## [Material for the task]
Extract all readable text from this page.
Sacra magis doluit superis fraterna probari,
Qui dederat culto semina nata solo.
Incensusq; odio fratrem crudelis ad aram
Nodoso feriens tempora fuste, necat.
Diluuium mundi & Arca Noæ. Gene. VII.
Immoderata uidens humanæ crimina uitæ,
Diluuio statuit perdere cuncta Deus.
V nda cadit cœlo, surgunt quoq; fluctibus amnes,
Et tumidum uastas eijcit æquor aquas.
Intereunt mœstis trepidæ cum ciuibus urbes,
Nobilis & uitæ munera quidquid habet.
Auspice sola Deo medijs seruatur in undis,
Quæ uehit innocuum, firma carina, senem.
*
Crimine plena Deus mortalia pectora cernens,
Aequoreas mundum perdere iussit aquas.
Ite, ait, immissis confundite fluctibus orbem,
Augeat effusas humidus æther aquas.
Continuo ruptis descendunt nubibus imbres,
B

---

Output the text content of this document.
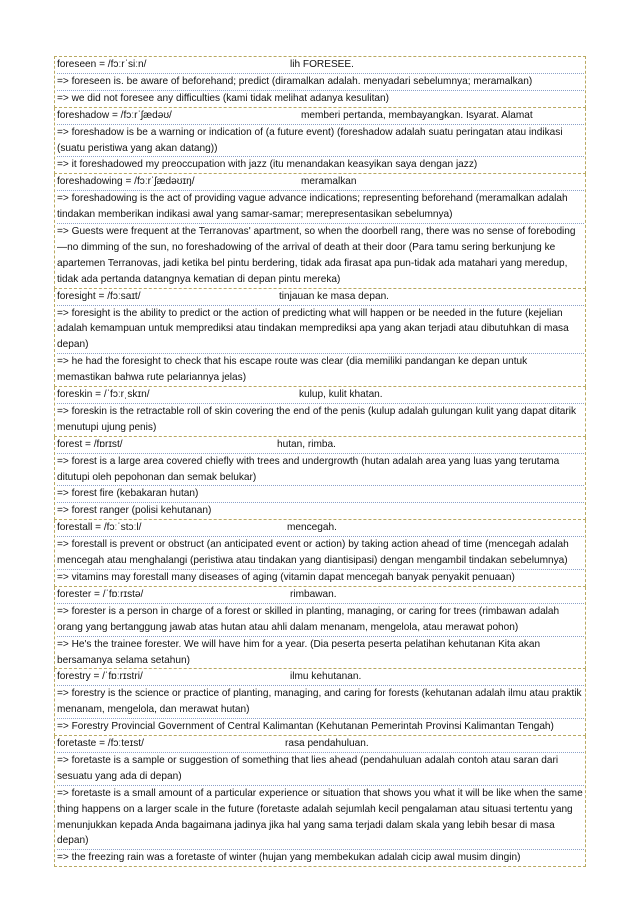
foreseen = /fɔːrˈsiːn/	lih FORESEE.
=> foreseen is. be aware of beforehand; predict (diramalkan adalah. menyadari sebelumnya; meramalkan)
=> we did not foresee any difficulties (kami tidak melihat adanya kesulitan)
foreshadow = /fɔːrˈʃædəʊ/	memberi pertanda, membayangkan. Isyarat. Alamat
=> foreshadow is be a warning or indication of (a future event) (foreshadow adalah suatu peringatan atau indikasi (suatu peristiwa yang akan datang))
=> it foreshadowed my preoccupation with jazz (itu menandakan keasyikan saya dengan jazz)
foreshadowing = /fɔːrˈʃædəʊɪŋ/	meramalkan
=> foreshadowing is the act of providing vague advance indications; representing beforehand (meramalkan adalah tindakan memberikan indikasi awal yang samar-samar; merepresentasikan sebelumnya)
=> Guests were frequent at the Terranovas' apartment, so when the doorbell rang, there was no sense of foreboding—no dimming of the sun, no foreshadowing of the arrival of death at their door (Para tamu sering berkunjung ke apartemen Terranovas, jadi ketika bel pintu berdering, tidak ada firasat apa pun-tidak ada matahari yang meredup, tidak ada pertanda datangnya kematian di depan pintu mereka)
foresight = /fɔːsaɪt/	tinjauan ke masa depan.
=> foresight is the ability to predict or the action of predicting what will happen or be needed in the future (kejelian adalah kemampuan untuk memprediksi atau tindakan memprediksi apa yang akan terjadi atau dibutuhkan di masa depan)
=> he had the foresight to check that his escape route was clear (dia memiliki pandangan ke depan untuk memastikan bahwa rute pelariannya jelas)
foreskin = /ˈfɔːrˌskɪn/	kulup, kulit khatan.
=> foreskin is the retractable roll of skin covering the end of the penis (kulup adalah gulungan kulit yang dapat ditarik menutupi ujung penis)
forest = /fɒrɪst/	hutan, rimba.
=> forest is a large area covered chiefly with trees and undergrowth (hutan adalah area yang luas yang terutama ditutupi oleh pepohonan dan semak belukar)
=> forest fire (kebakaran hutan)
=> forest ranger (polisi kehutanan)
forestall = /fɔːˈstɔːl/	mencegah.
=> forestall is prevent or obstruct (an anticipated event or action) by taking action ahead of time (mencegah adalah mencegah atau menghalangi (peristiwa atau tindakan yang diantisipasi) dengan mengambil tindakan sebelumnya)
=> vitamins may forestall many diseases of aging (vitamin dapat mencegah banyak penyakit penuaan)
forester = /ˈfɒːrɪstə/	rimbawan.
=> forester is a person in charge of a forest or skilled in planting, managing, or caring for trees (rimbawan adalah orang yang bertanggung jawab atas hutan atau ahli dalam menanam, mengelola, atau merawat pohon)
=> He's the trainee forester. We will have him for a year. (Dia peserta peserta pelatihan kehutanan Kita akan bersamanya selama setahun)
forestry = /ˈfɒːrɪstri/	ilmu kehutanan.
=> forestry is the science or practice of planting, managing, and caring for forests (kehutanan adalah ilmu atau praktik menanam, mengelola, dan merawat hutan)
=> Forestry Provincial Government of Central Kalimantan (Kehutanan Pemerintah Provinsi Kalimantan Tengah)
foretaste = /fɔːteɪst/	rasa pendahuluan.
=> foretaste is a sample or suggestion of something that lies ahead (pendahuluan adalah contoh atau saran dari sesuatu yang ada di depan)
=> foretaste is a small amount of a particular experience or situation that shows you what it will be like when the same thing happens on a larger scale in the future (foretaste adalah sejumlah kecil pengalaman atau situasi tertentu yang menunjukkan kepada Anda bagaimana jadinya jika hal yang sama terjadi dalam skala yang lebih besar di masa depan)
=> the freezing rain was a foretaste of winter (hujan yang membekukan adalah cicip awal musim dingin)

## [Short problem]
Count every line of the records that holds the string "future". Write only the total.

## [The output]
3